╭──

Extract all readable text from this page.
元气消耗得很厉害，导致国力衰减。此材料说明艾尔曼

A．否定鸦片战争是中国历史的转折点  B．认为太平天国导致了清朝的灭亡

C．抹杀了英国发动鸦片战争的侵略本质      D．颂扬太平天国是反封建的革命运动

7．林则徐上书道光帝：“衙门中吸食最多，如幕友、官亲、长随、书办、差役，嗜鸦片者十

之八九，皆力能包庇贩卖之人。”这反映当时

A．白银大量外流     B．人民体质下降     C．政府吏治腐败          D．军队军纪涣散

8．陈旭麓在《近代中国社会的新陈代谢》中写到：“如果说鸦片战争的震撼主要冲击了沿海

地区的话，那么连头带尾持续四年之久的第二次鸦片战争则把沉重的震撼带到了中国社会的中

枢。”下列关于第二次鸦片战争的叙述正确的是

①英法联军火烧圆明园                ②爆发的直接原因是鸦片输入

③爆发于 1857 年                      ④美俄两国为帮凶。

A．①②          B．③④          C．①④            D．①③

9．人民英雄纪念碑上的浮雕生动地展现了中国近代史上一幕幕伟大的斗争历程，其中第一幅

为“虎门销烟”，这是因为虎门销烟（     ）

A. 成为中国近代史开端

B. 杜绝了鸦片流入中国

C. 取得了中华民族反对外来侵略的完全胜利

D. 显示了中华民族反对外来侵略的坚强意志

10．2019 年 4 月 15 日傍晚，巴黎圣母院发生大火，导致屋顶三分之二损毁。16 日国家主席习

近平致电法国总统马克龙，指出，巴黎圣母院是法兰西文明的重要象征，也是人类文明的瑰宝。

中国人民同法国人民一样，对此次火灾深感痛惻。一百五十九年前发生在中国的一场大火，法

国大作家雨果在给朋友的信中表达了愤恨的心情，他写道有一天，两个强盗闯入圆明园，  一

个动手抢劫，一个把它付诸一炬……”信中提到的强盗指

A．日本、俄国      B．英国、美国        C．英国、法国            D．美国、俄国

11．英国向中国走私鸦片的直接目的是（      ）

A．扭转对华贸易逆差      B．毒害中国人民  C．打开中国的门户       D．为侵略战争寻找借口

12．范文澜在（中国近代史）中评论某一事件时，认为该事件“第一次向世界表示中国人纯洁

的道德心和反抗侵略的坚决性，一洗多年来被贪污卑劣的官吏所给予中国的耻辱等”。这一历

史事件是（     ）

╰──

**PROBLEM**
Extract the complete listing verbatim.

**WORKED SOLUTION**
Extract all readable text from this page.
元气消耗得很厉害，导致国力衰减。此材料说明艾尔曼

A．否定鸦片战争是中国历史的转折点  B．认为太平天国导致了清朝的灭亡

C．抹杀了英国发动鸦片战争的侵略本质      D．颂扬太平天国是反封建的革命运动

7．林则徐上书道光帝：“衙门中吸食最多，如幕友、官亲、长随、书办、差役，嗜鸦片者十

之八九，皆力能包庇贩卖之人。”这反映当时

A．白银大量外流     B．人民体质下降     C．政府吏治腐败          D．军队军纪涣散

8．陈旭麓在《近代中国社会的新陈代谢》中写到：“如果说鸦片战争的震撼主要冲击了沿海

地区的话，那么连头带尾持续四年之久的第二次鸦片战争则把沉重的震撼带到了中国社会的中

枢。”下列关于第二次鸦片战争的叙述正确的是

①英法联军火烧圆明园                ②爆发的直接原因是鸦片输入

③爆发于 1857 年                      ④美俄两国为帮凶。

A．①②          B．③④          C．①④            D．①③

9．人民英雄纪念碑上的浮雕生动地展现了中国近代史上一幕幕伟大的斗争历程，其中第一幅

为“虎门销烟”，这是因为虎门销烟（     ）

A. 成为中国近代史开端

B. 杜绝了鸦片流入中国

C. 取得了中华民族反对外来侵略的完全胜利

D. 显示了中华民族反对外来侵略的坚强意志

10．2019 年 4 月 15 日傍晚，巴黎圣母院发生大火，导致屋顶三分之二损毁。16 日国家主席习

近平致电法国总统马克龙，指出，巴黎圣母院是法兰西文明的重要象征，也是人类文明的瑰宝。

中国人民同法国人民一样，对此次火灾深感痛惻。一百五十九年前发生在中国的一场大火，法

国大作家雨果在给朋友的信中表达了愤恨的心情，他写道有一天，两个强盗闯入圆明园，  一

个动手抢劫，一个把它付诸一炬……”信中提到的强盗指

A．日本、俄国      B．英国、美国        C．英国、法国            D．美国、俄国

11．英国向中国走私鸦片的直接目的是（      ）

A．扭转对华贸易逆差      B．毒害中国人民  C．打开中国的门户       D．为侵略战争寻找借口

12．范文澜在（中国近代史）中评论某一事件时，认为该事件“第一次向世界表示中国人纯洁

的道德心和反抗侵略的坚决性，一洗多年来被贪污卑劣的官吏所给予中国的耻辱等”。这一历

史事件是（     ）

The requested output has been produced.